> WHAT IS BEING ASKED:
Return every line of the data below that includes the string "Find".

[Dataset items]
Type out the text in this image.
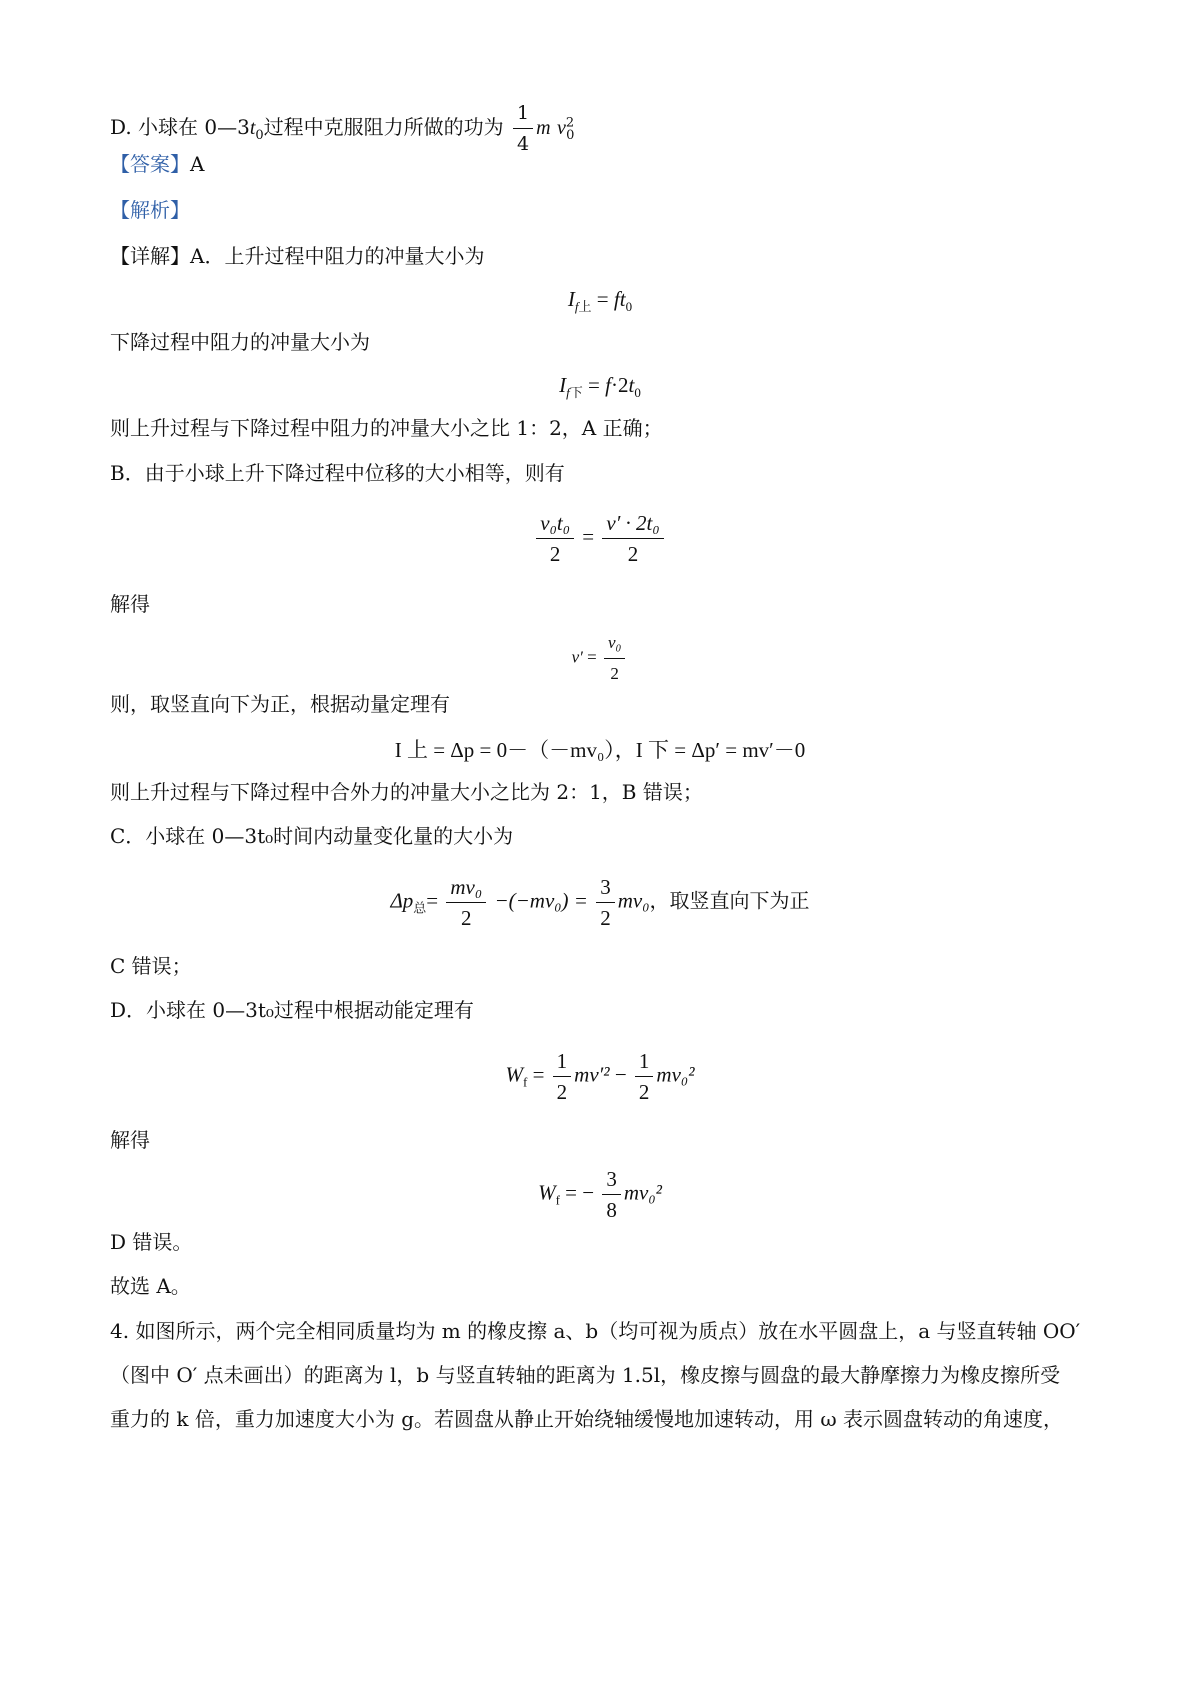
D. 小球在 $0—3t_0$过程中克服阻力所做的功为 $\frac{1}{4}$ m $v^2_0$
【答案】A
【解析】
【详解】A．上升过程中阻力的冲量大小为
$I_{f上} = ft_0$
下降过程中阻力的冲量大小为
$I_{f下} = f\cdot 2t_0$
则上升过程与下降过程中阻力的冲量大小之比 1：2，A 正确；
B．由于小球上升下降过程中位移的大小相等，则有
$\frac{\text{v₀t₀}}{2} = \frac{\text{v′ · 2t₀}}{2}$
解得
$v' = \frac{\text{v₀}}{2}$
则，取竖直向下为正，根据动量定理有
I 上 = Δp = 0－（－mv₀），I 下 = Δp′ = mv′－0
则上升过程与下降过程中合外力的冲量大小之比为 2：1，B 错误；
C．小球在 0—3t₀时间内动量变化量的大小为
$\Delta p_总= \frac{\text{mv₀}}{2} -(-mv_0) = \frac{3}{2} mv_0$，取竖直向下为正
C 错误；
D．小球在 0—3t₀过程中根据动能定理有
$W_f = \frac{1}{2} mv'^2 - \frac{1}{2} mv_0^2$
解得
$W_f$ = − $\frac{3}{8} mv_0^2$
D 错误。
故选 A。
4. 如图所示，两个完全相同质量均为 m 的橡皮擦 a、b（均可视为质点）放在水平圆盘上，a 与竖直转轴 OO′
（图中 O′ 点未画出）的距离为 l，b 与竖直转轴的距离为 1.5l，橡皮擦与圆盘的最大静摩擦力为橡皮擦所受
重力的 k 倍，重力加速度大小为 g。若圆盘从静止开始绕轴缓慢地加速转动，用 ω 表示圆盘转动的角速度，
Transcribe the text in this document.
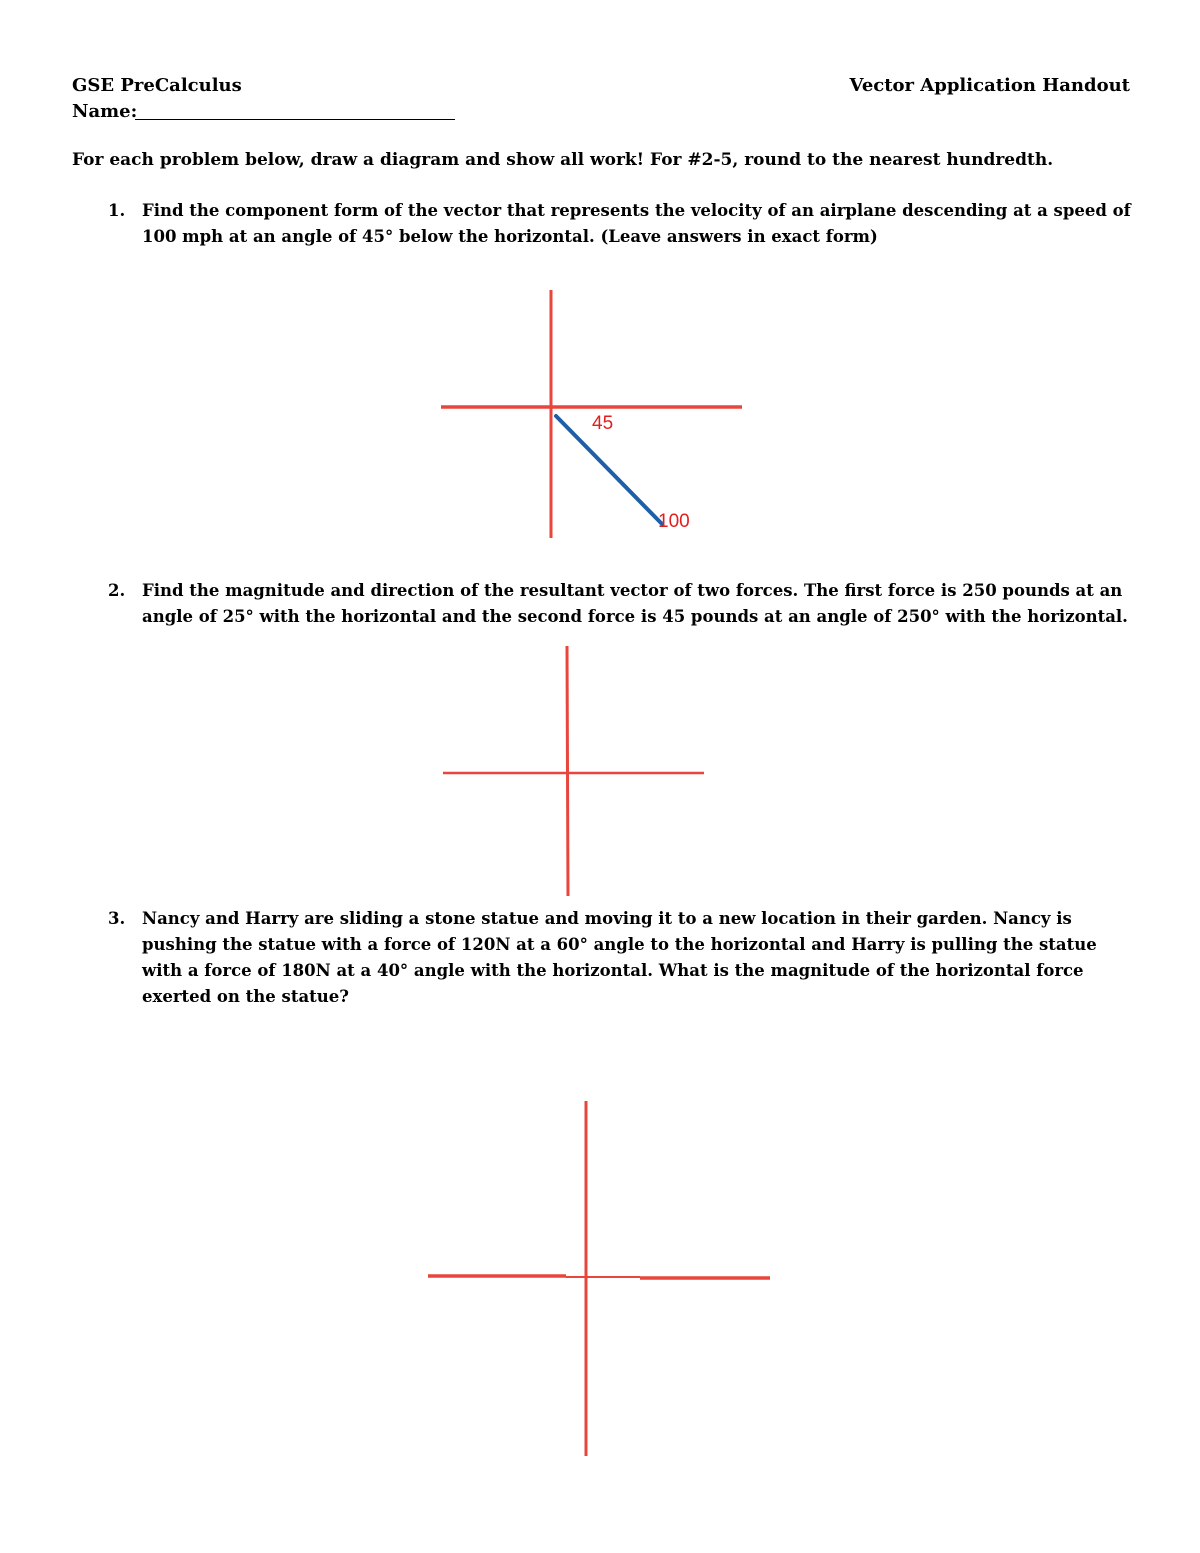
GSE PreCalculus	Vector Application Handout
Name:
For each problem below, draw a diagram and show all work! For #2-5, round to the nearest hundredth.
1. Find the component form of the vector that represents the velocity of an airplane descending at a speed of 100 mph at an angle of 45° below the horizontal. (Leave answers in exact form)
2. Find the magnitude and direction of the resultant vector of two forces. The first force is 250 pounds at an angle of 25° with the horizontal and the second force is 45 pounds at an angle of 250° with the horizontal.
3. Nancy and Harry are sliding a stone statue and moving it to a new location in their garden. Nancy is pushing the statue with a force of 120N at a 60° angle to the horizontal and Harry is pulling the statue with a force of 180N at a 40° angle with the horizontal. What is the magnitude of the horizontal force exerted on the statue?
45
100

> FINAL RESULT:
1. Find the component form of the vector that represents the velocity of an airplane descending at a speed of 100 mph at an angle of 45° below the horizontal. (Leave answers in exact form)
2. Find the magnitude and direction of the resultant vector of two forces. The first force is 250 pounds at an angle of 25° with the horizontal and the second force is 45 pounds at an angle of 250° with the horizontal.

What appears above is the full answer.